Record excerpts –
* * *
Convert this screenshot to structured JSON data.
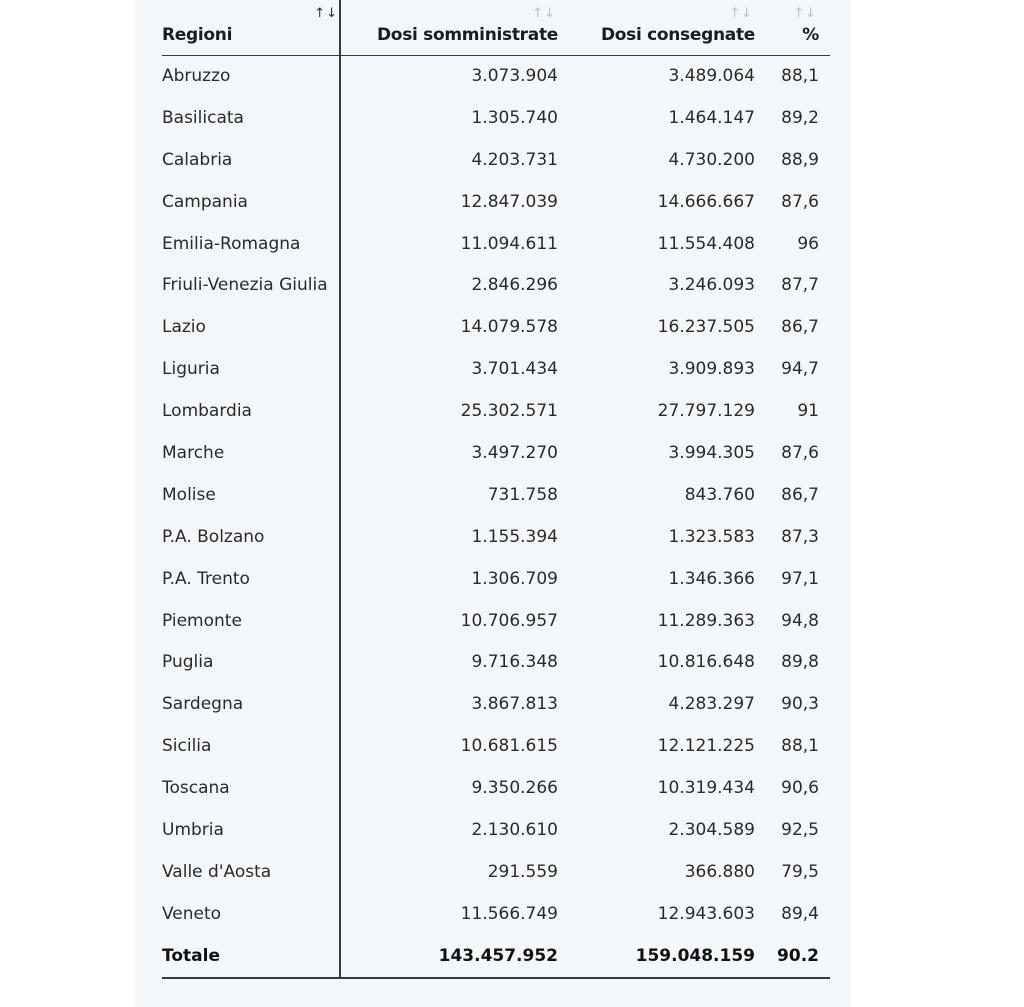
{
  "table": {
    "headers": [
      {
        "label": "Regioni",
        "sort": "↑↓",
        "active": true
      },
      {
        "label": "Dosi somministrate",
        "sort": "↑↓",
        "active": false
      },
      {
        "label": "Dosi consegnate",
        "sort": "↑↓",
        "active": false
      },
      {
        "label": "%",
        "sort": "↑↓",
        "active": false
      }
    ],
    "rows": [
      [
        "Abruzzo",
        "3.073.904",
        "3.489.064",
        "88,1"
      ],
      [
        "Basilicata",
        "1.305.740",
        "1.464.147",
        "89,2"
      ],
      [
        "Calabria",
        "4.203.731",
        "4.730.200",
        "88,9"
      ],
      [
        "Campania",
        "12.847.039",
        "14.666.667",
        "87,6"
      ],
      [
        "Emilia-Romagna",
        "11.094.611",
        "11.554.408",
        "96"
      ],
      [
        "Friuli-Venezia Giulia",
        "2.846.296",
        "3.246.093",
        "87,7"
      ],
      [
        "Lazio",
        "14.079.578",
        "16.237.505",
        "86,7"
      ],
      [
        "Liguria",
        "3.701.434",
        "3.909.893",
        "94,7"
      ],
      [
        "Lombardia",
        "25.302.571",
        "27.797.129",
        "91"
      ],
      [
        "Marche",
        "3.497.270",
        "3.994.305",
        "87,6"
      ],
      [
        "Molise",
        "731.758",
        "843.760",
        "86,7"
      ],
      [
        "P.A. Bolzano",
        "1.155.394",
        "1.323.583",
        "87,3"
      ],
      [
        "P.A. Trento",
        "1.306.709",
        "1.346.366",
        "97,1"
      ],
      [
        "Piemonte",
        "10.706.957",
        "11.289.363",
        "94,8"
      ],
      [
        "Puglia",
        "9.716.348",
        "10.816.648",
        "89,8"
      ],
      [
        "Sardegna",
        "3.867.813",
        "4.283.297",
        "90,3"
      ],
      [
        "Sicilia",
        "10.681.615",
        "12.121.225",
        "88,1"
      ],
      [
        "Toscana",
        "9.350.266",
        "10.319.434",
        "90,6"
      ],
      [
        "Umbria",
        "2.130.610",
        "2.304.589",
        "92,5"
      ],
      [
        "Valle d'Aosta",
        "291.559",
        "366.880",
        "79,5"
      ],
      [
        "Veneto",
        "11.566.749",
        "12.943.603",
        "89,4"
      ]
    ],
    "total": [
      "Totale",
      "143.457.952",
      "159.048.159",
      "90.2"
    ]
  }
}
* * *
Exercise brief – Every line of text is to be repeated exactly; pictures are left out.

Exercise output –
Convert this screenshot to structured JSON data.
{
  "table": {
    "headers": [
      {
        "label": "Regioni",
        "sort": "↑↓",
        "active": true
      },
      {
        "label": "Dosi somministrate",
        "sort": "↑↓",
        "active": false
      },
      {
        "label": "Dosi consegnate",
        "sort": "↑↓",
        "active": false
      },
      {
        "label": "%",
        "sort": "↑↓",
        "active": false
      }
    ],
    "rows": [
      [
        "Abruzzo",
        "3.073.904",
        "3.489.064",
        "88,1"
      ],
      [
        "Basilicata",
        "1.305.740",
        "1.464.147",
        "89,2"
      ],
      [
        "Calabria",
        "4.203.731",
        "4.730.200",
        "88,9"
      ],
      [
        "Campania",
        "12.847.039",
        "14.666.667",
        "87,6"
      ],
      [
        "Emilia-Romagna",
        "11.094.611",
        "11.554.408",
        "96"
      ],
      [
        "Friuli-Venezia Giulia",
        "2.846.296",
        "3.246.093",
        "87,7"
      ],
      [
        "Lazio",
        "14.079.578",
        "16.237.505",
        "86,7"
      ],
      [
        "Liguria",
        "3.701.434",
        "3.909.893",
        "94,7"
      ],
      [
        "Lombardia",
        "25.302.571",
        "27.797.129",
        "91"
      ],
      [
        "Marche",
        "3.497.270",
        "3.994.305",
        "87,6"
      ],
      [
        "Molise",
        "731.758",
        "843.760",
        "86,7"
      ],
      [
        "P.A. Bolzano",
        "1.155.394",
        "1.323.583",
        "87,3"
      ],
      [
        "P.A. Trento",
        "1.306.709",
        "1.346.366",
        "97,1"
      ],
      [
        "Piemonte",
        "10.706.957",
        "11.289.363",
        "94,8"
      ],
      [
        "Puglia",
        "9.716.348",
        "10.816.648",
        "89,8"
      ],
      [
        "Sardegna",
        "3.867.813",
        "4.283.297",
        "90,3"
      ],
      [
        "Sicilia",
        "10.681.615",
        "12.121.225",
        "88,1"
      ],
      [
        "Toscana",
        "9.350.266",
        "10.319.434",
        "90,6"
      ],
      [
        "Umbria",
        "2.130.610",
        "2.304.589",
        "92,5"
      ],
      [
        "Valle d'Aosta",
        "291.559",
        "366.880",
        "79,5"
      ],
      [
        "Veneto",
        "11.566.749",
        "12.943.603",
        "89,4"
      ]
    ],
    "total": [
      "Totale",
      "143.457.952",
      "159.048.159",
      "90.2"
    ]
  }
}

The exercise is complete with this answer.